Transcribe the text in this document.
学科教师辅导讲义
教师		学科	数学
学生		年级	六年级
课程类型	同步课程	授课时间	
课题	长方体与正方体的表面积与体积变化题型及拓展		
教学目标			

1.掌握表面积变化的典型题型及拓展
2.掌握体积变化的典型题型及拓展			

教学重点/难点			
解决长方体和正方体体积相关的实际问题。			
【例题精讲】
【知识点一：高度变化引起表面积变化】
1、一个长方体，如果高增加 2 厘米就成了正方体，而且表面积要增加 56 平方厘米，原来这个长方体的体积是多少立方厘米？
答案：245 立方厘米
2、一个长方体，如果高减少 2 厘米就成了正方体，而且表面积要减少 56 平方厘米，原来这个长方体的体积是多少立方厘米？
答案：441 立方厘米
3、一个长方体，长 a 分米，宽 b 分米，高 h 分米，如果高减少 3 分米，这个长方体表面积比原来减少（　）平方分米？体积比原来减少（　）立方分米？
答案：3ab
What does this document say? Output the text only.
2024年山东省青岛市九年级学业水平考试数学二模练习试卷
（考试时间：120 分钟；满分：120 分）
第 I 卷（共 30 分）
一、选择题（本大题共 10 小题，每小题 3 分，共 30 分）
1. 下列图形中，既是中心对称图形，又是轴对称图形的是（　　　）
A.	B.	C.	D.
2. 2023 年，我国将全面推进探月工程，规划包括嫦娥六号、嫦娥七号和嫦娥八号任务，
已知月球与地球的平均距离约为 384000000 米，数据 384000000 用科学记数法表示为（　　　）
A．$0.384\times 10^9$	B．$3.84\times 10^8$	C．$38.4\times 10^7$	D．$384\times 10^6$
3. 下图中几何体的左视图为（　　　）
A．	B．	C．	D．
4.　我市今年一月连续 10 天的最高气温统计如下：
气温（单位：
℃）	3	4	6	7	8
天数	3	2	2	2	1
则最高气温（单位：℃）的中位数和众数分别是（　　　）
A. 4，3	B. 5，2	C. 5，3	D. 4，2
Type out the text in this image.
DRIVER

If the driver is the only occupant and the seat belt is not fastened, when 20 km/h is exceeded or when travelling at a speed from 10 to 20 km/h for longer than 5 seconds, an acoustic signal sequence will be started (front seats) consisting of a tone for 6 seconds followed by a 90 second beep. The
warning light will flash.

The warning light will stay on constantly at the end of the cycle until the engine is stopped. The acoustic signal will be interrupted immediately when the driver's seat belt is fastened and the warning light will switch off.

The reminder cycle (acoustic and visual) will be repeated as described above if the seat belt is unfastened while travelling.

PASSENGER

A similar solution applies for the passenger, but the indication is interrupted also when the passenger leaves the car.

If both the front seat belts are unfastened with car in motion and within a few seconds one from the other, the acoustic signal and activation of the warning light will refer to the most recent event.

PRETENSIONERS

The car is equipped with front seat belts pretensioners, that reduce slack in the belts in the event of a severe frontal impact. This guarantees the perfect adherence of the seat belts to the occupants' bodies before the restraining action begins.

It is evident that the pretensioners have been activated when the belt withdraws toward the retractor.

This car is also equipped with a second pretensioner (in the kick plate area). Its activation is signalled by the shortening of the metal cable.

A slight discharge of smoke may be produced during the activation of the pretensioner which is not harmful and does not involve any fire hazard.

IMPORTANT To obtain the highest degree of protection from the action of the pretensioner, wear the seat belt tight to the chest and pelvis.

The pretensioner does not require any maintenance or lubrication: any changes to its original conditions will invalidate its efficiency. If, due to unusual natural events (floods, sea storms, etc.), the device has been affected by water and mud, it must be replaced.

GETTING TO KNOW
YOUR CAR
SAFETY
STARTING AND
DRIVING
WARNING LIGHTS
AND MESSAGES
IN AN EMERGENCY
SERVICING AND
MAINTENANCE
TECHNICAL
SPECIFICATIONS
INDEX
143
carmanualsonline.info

» Stated task: Find every line with the word "belts" and state how many there are, with no other words.

» Correct answer: 2